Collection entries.
↓

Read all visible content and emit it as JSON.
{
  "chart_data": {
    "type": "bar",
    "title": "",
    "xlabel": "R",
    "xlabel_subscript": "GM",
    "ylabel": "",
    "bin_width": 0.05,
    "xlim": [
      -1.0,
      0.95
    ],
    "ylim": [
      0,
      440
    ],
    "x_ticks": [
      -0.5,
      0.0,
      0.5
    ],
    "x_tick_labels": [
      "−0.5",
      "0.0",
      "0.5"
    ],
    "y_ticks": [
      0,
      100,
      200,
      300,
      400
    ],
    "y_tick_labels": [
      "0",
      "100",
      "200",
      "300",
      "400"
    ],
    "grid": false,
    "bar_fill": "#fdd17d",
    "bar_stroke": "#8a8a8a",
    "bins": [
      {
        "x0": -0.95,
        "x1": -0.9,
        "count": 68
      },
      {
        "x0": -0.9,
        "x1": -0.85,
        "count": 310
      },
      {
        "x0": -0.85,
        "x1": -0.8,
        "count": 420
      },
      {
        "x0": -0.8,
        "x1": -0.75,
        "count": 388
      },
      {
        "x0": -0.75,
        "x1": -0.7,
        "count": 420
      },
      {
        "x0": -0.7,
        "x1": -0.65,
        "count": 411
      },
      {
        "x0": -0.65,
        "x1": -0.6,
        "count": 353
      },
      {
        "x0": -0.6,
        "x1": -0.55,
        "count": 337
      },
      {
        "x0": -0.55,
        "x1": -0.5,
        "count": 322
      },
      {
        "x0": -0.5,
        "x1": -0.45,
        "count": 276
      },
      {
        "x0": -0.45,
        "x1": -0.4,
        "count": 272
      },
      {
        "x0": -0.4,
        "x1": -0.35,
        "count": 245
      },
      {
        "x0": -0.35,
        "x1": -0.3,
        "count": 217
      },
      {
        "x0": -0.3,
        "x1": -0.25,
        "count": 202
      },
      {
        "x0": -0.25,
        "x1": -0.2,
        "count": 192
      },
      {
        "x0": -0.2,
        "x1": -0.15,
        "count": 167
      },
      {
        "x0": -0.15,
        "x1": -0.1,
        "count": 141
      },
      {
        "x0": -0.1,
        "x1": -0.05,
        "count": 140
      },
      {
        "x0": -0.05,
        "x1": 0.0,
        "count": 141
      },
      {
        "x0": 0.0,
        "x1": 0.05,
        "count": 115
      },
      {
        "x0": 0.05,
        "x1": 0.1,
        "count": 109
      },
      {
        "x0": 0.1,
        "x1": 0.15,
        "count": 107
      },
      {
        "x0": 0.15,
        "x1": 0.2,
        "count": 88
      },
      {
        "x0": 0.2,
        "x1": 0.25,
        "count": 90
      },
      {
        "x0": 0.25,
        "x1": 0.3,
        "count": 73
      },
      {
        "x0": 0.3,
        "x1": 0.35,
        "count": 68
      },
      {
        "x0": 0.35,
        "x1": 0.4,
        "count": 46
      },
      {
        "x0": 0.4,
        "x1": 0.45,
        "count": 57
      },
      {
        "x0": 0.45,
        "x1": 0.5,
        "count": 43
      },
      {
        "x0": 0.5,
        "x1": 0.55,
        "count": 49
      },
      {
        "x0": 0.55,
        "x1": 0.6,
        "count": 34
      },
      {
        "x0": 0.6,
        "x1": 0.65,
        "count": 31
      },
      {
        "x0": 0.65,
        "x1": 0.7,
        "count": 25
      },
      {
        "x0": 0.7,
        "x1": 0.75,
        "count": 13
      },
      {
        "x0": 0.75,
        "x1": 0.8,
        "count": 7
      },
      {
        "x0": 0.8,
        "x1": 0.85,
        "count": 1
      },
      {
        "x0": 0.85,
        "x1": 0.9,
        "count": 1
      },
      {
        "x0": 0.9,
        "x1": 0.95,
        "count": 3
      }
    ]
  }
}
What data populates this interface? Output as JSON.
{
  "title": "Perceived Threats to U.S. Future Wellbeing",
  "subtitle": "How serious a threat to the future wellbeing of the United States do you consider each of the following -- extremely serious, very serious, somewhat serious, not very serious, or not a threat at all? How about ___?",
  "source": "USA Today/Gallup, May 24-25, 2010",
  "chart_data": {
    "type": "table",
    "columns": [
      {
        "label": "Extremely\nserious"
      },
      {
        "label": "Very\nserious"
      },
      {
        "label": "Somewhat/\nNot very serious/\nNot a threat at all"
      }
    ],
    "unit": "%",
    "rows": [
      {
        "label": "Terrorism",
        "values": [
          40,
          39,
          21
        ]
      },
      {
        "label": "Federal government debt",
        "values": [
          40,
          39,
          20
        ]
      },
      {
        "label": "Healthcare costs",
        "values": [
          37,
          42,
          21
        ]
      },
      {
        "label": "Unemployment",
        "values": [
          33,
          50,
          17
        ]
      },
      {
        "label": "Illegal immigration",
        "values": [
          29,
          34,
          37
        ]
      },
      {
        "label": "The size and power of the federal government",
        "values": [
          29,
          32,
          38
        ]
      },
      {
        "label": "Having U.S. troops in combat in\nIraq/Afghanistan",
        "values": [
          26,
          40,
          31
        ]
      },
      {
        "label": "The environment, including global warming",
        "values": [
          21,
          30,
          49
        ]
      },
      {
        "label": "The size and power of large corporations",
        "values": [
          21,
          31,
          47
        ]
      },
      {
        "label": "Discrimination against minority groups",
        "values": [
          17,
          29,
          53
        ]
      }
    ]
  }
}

↑

WRITTEN TASK. Display every line of the listing that contains the string "nserious".

SOLVED EXERCISE.
        "label": "Extremely\nserious"
        "label": "Very\nserious"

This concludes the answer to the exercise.